_Supplied information_

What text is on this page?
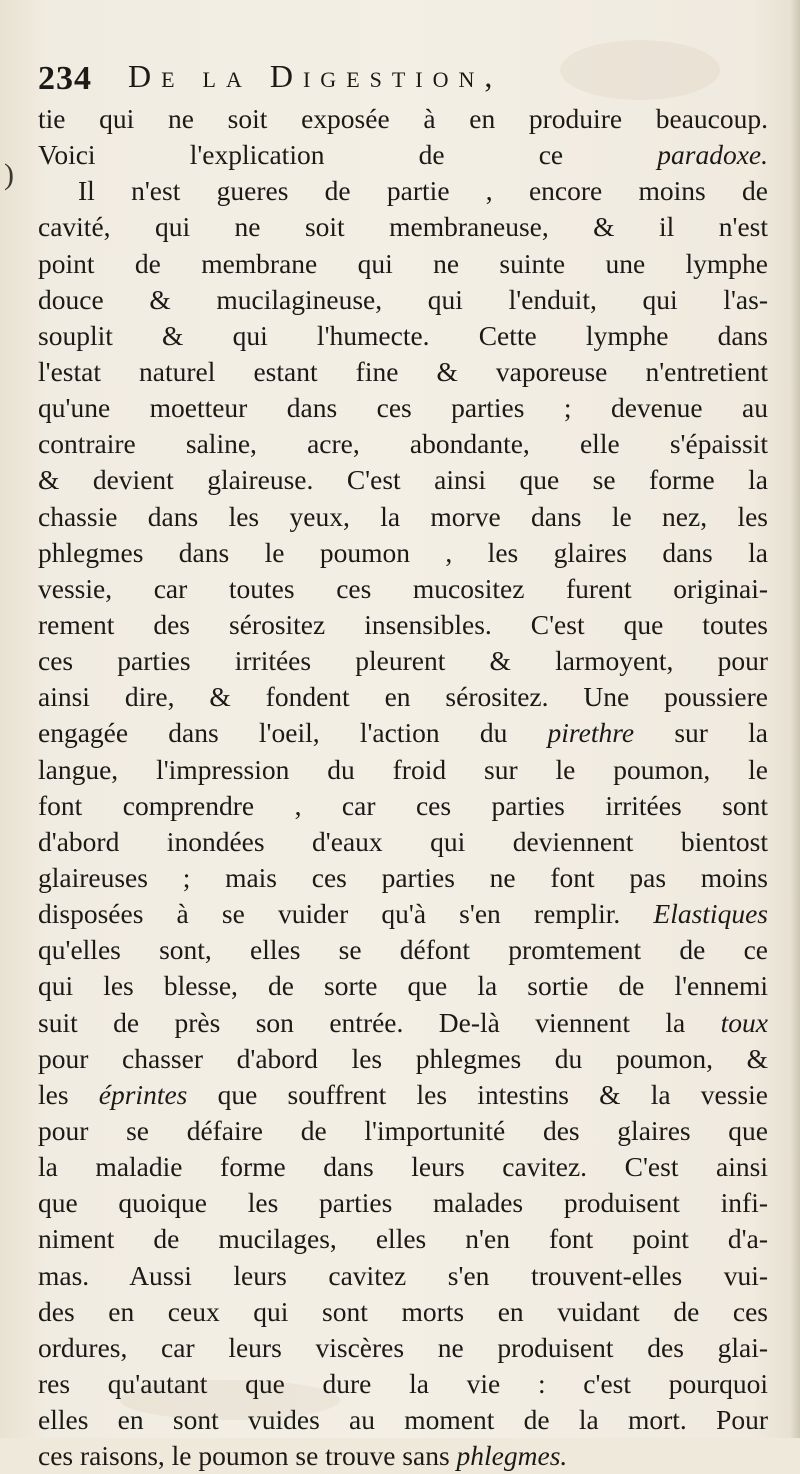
234 De la Digestion,
)
tie qui ne soit exposée à en produire beaucoup.
Voici l'explication de ce paradoxe.
Il n'est gueres de partie , encore moins de
cavité, qui ne soit membraneuse, & il n'est
point de membrane qui ne suinte une lymphe
douce & mucilagineuse, qui l'enduit, qui l'as-
souplit & qui l'humecte. Cette lymphe dans
l'estat naturel estant fine & vaporeuse n'entretient
qu'une moetteur dans ces parties ; devenue au
contraire saline, acre, abondante, elle s'épaissit
& devient glaireuse. C'est ainsi que se forme la
chassie dans les yeux, la morve dans le nez, les
phlegmes dans le poumon , les glaires dans la
vessie, car toutes ces mucositez furent originai-
rement des sérositez insensibles. C'est que toutes
ces parties irritées pleurent & larmoyent, pour
ainsi dire, & fondent en sérositez. Une poussiere
engagée dans l'oeil, l'action du pirethre sur la
langue, l'impression du froid sur le poumon, le
font comprendre , car ces parties irritées sont
d'abord inondées d'eaux qui deviennent bientost
glaireuses ; mais ces parties ne font pas moins
disposées à se vuider qu'à s'en remplir. Elastiques
qu'elles sont, elles se défont promtement de ce
qui les blesse, de sorte que la sortie de l'ennemi
suit de près son entrée. De-là viennent la toux
pour chasser d'abord les phlegmes du poumon, &
les éprintes que souffrent les intestins & la vessie
pour se défaire de l'importunité des glaires que
la maladie forme dans leurs cavitez. C'est ainsi
que quoique les parties malades produisent infi-
niment de mucilages, elles n'en font point d'a-
mas. Aussi leurs cavitez s'en trouvent-elles vui-
des en ceux qui sont morts en vuidant de ces
ordures, car leurs viscères ne produisent des glai-
res qu'autant que dure la vie : c'est pourquoi
elles en sont vuides au moment de la mort. Pour
ces raisons, le poumon se trouve sans phlegmes.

_Task prompt_
Exclude the pictures and transcribe all of the entries exactly.

_The response_
What text is on this page?
234 De la Digestion,
)
tie qui ne soit exposée à en produire beaucoup.
Voici l'explication de ce paradoxe.
Il n'est gueres de partie , encore moins de
cavité, qui ne soit membraneuse, & il n'est
point de membrane qui ne suinte une lymphe
douce & mucilagineuse, qui l'enduit, qui l'as-
souplit & qui l'humecte. Cette lymphe dans
l'estat naturel estant fine & vaporeuse n'entretient
qu'une moetteur dans ces parties ; devenue au
contraire saline, acre, abondante, elle s'épaissit
& devient glaireuse. C'est ainsi que se forme la
chassie dans les yeux, la morve dans le nez, les
phlegmes dans le poumon , les glaires dans la
vessie, car toutes ces mucositez furent originai-
rement des sérositez insensibles. C'est que toutes
ces parties irritées pleurent & larmoyent, pour
ainsi dire, & fondent en sérositez. Une poussiere
engagée dans l'oeil, l'action du pirethre sur la
langue, l'impression du froid sur le poumon, le
font comprendre , car ces parties irritées sont
d'abord inondées d'eaux qui deviennent bientost
glaireuses ; mais ces parties ne font pas moins
disposées à se vuider qu'à s'en remplir. Elastiques
qu'elles sont, elles se défont promtement de ce
qui les blesse, de sorte que la sortie de l'ennemi
suit de près son entrée. De-là viennent la toux
pour chasser d'abord les phlegmes du poumon, &
les éprintes que souffrent les intestins & la vessie
pour se défaire de l'importunité des glaires que
la maladie forme dans leurs cavitez. C'est ainsi
que quoique les parties malades produisent infi-
niment de mucilages, elles n'en font point d'a-
mas. Aussi leurs cavitez s'en trouvent-elles vui-
des en ceux qui sont morts en vuidant de ces
ordures, car leurs viscères ne produisent des glai-
res qu'autant que dure la vie : c'est pourquoi
elles en sont vuides au moment de la mort. Pour
ces raisons, le poumon se trouve sans phlegmes.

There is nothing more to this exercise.